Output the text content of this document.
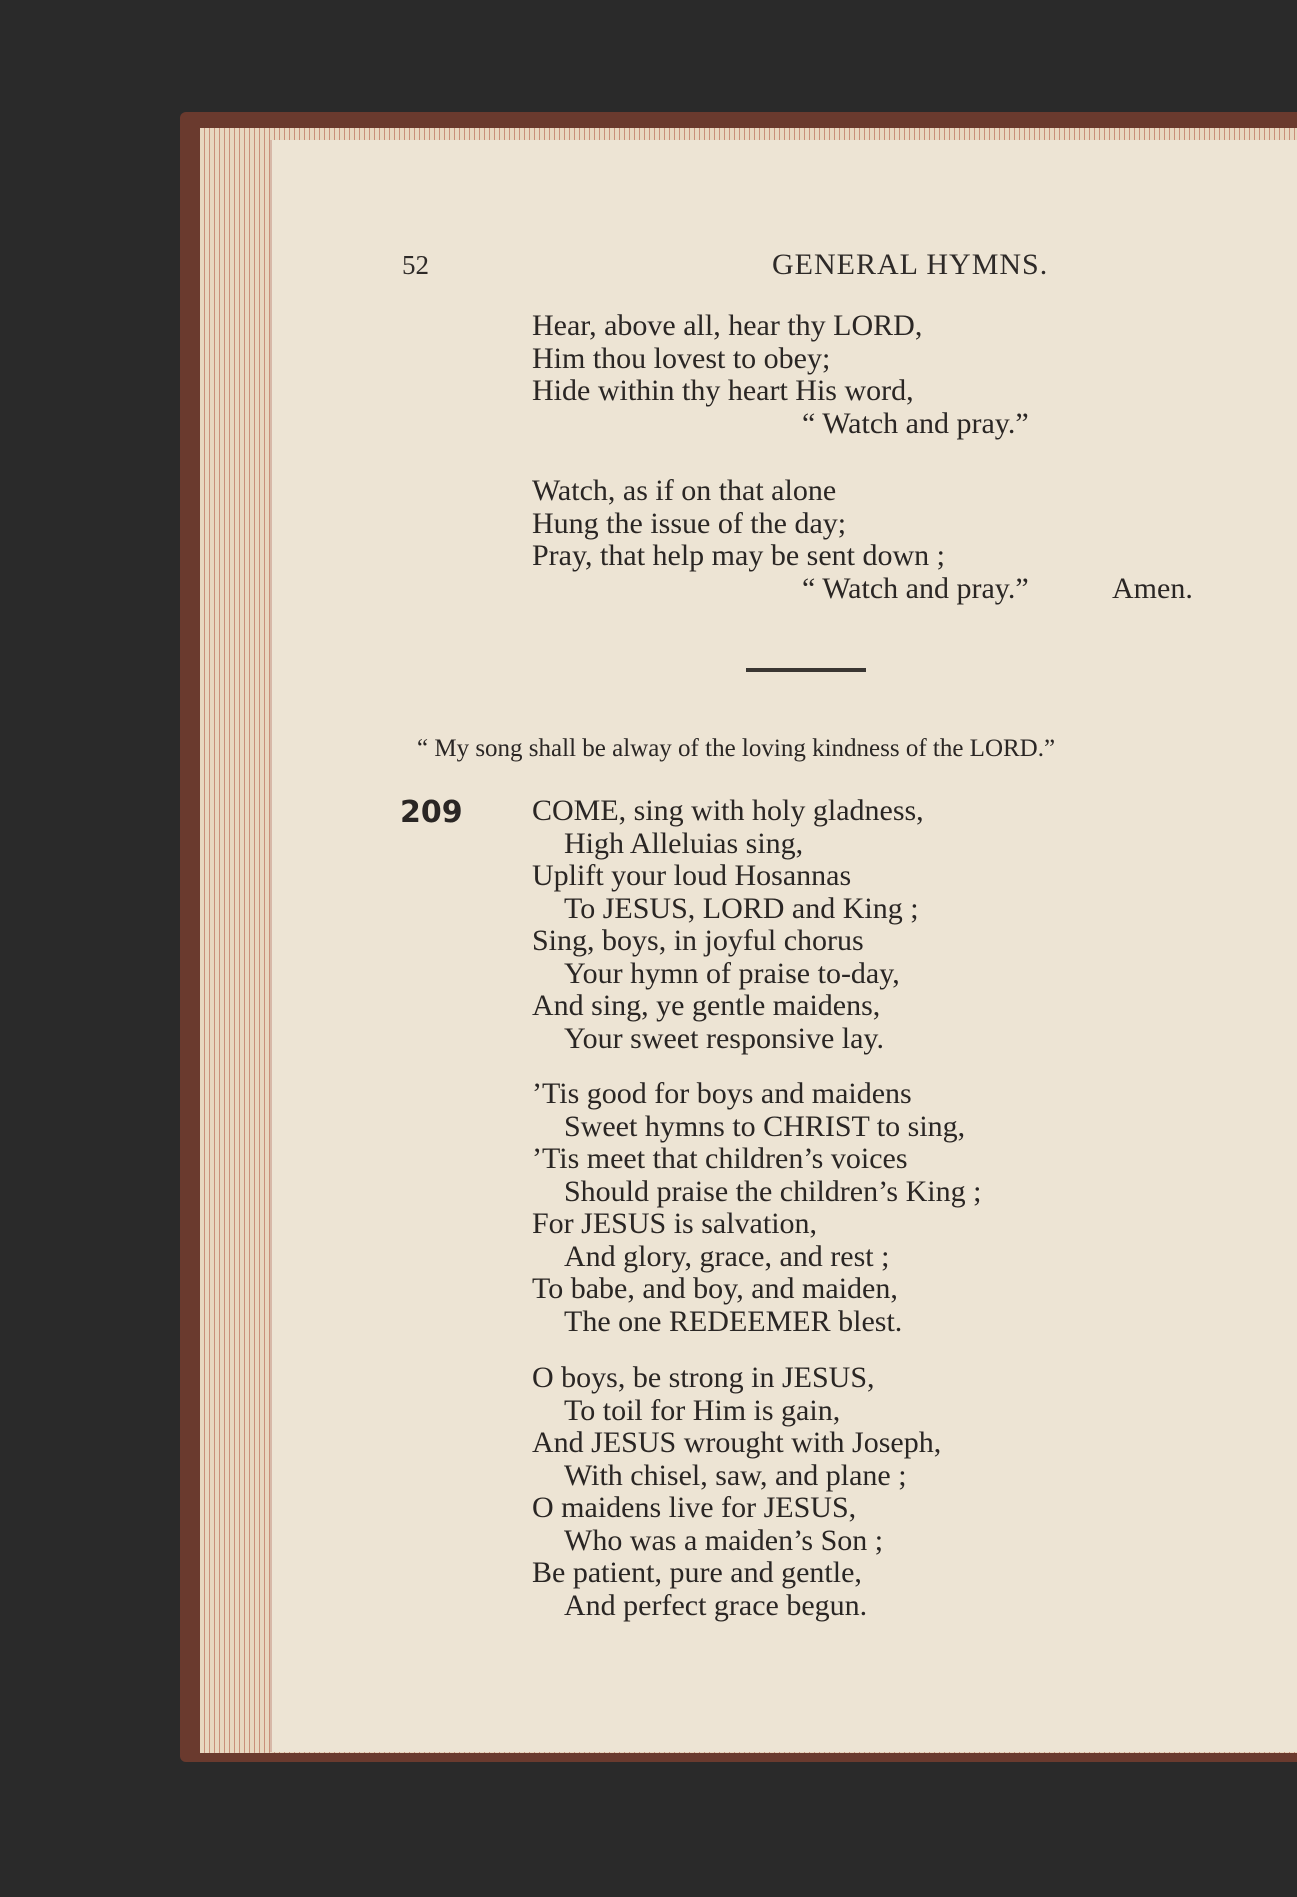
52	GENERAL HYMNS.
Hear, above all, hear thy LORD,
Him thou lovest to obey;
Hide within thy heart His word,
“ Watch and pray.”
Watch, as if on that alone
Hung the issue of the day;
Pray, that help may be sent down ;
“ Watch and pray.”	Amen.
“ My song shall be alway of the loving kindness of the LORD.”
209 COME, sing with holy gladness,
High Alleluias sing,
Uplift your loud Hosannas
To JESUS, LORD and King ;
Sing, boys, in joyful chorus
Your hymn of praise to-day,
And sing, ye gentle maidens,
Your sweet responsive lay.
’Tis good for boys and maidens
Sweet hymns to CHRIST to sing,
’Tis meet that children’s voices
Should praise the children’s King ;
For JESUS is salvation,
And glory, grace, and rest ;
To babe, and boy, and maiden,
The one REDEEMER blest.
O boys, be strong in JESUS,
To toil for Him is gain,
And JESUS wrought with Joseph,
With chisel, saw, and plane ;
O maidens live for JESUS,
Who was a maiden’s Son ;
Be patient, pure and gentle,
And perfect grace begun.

• _Work to be completed_: All lines in the data that contain the word "JESUS" should be copied.

• _Response below_:
To JESUS, LORD and King ;
For JESUS is salvation,
O boys, be strong in JESUS,
And JESUS wrought with Joseph,
O maidens live for JESUS,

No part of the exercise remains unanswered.